■ **What you will do**
All of the records below should be output exactly.

■ **Data for this task**
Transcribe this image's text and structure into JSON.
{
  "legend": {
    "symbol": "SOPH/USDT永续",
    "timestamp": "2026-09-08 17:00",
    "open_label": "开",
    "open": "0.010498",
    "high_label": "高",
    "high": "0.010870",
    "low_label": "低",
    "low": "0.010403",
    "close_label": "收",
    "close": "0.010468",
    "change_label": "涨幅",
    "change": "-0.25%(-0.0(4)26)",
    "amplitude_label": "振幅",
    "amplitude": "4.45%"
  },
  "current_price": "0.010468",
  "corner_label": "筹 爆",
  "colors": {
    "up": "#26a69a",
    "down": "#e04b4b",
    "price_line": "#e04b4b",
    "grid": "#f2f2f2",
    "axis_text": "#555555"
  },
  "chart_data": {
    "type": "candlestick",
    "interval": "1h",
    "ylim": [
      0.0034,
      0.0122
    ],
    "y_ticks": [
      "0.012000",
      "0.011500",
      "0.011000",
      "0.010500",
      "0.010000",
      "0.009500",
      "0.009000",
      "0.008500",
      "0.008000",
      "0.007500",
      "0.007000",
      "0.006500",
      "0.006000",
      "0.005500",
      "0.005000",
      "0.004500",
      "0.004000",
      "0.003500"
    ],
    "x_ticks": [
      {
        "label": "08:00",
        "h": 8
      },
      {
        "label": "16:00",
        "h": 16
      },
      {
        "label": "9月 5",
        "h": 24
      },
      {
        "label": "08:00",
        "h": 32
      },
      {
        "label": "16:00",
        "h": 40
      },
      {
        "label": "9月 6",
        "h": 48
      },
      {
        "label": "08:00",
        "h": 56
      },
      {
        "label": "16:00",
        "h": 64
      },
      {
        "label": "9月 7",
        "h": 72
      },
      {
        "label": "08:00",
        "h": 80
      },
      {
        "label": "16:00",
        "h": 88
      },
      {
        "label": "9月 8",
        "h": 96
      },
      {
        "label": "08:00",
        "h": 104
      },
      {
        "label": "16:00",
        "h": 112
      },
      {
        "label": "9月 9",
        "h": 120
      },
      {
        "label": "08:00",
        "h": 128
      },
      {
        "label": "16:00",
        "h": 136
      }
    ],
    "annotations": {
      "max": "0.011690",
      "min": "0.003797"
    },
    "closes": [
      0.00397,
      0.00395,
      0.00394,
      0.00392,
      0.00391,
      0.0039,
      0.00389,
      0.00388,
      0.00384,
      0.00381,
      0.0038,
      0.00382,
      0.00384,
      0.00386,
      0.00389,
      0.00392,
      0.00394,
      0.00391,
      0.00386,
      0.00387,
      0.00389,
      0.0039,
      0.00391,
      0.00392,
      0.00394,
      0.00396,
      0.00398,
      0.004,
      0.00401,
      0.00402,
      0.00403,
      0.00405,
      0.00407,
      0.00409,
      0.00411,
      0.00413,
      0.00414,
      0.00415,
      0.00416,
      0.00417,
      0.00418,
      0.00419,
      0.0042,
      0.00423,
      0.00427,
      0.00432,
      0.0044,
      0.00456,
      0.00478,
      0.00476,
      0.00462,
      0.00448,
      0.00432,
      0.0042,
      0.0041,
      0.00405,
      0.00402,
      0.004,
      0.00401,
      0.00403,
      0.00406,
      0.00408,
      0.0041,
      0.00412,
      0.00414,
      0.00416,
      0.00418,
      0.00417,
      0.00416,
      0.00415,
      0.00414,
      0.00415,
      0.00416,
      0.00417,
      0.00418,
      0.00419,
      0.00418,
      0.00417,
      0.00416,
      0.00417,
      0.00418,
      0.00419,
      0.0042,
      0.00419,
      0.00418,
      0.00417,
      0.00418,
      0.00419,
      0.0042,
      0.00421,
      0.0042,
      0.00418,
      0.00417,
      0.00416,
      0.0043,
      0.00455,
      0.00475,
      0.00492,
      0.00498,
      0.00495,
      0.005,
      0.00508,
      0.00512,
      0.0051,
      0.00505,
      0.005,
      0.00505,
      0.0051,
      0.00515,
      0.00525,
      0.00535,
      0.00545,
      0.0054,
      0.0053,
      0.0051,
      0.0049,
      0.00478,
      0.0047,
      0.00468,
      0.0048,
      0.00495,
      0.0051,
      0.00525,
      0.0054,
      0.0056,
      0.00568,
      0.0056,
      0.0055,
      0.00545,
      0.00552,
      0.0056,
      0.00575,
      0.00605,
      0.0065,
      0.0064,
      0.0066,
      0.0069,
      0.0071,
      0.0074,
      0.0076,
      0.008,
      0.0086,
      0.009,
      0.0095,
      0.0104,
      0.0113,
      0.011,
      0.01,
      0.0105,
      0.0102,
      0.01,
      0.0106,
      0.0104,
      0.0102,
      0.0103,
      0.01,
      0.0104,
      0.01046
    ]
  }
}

■ **Answer to the task**
Transcribe this image's text and structure into JSON.
{
  "legend": {
    "symbol": "SOPH/USDT永续",
    "timestamp": "2026-09-08 17:00",
    "open_label": "开",
    "open": "0.010498",
    "high_label": "高",
    "high": "0.010870",
    "low_label": "低",
    "low": "0.010403",
    "close_label": "收",
    "close": "0.010468",
    "change_label": "涨幅",
    "change": "-0.25%(-0.0(4)26)",
    "amplitude_label": "振幅",
    "amplitude": "4.45%"
  },
  "current_price": "0.010468",
  "corner_label": "筹 爆",
  "colors": {
    "up": "#26a69a",
    "down": "#e04b4b",
    "price_line": "#e04b4b",
    "grid": "#f2f2f2",
    "axis_text": "#555555"
  },
  "chart_data": {
    "type": "candlestick",
    "interval": "1h",
    "ylim": [
      0.0034,
      0.0122
    ],
    "y_ticks": [
      "0.012000",
      "0.011500",
      "0.011000",
      "0.010500",
      "0.010000",
      "0.009500",
      "0.009000",
      "0.008500",
      "0.008000",
      "0.007500",
      "0.007000",
      "0.006500",
      "0.006000",
      "0.005500",
      "0.005000",
      "0.004500",
      "0.004000",
      "0.003500"
    ],
    "x_ticks": [
      {
        "label": "08:00",
        "h": 8
      },
      {
        "label": "16:00",
        "h": 16
      },
      {
        "label": "9月 5",
        "h": 24
      },
      {
        "label": "08:00",
        "h": 32
      },
      {
        "label": "16:00",
        "h": 40
      },
      {
        "label": "9月 6",
        "h": 48
      },
      {
        "label": "08:00",
        "h": 56
      },
      {
        "label": "16:00",
        "h": 64
      },
      {
        "label": "9月 7",
        "h": 72
      },
      {
        "label": "08:00",
        "h": 80
      },
      {
        "label": "16:00",
        "h": 88
      },
      {
        "label": "9月 8",
        "h": 96
      },
      {
        "label": "08:00",
        "h": 104
      },
      {
        "label": "16:00",
        "h": 112
      },
      {
        "label": "9月 9",
        "h": 120
      },
      {
        "label": "08:00",
        "h": 128
      },
      {
        "label": "16:00",
        "h": 136
      }
    ],
    "annotations": {
      "max": "0.011690",
      "min": "0.003797"
    },
    "closes": [
      0.00397,
      0.00395,
      0.00394,
      0.00392,
      0.00391,
      0.0039,
      0.00389,
      0.00388,
      0.00384,
      0.00381,
      0.0038,
      0.00382,
      0.00384,
      0.00386,
      0.00389,
      0.00392,
      0.00394,
      0.00391,
      0.00386,
      0.00387,
      0.00389,
      0.0039,
      0.00391,
      0.00392,
      0.00394,
      0.00396,
      0.00398,
      0.004,
      0.00401,
      0.00402,
      0.00403,
      0.00405,
      0.00407,
      0.00409,
      0.00411,
      0.00413,
      0.00414,
      0.00415,
      0.00416,
      0.00417,
      0.00418,
      0.00419,
      0.0042,
      0.00423,
      0.00427,
      0.00432,
      0.0044,
      0.00456,
      0.00478,
      0.00476,
      0.00462,
      0.00448,
      0.00432,
      0.0042,
      0.0041,
      0.00405,
      0.00402,
      0.004,
      0.00401,
      0.00403,
      0.00406,
      0.00408,
      0.0041,
      0.00412,
      0.00414,
      0.00416,
      0.00418,
      0.00417,
      0.00416,
      0.00415,
      0.00414,
      0.00415,
      0.00416,
      0.00417,
      0.00418,
      0.00419,
      0.00418,
      0.00417,
      0.00416,
      0.00417,
      0.00418,
      0.00419,
      0.0042,
      0.00419,
      0.00418,
      0.00417,
      0.00418,
      0.00419,
      0.0042,
      0.00421,
      0.0042,
      0.00418,
      0.00417,
      0.00416,
      0.0043,
      0.00455,
      0.00475,
      0.00492,
      0.00498,
      0.00495,
      0.005,
      0.00508,
      0.00512,
      0.0051,
      0.00505,
      0.005,
      0.00505,
      0.0051,
      0.00515,
      0.00525,
      0.00535,
      0.00545,
      0.0054,
      0.0053,
      0.0051,
      0.0049,
      0.00478,
      0.0047,
      0.00468,
      0.0048,
      0.00495,
      0.0051,
      0.00525,
      0.0054,
      0.0056,
      0.00568,
      0.0056,
      0.0055,
      0.00545,
      0.00552,
      0.0056,
      0.00575,
      0.00605,
      0.0065,
      0.0064,
      0.0066,
      0.0069,
      0.0071,
      0.0074,
      0.0076,
      0.008,
      0.0086,
      0.009,
      0.0095,
      0.0104,
      0.0113,
      0.011,
      0.01,
      0.0105,
      0.0102,
      0.01,
      0.0106,
      0.0104,
      0.0102,
      0.0103,
      0.01,
      0.0104,
      0.01046
    ]
  }
}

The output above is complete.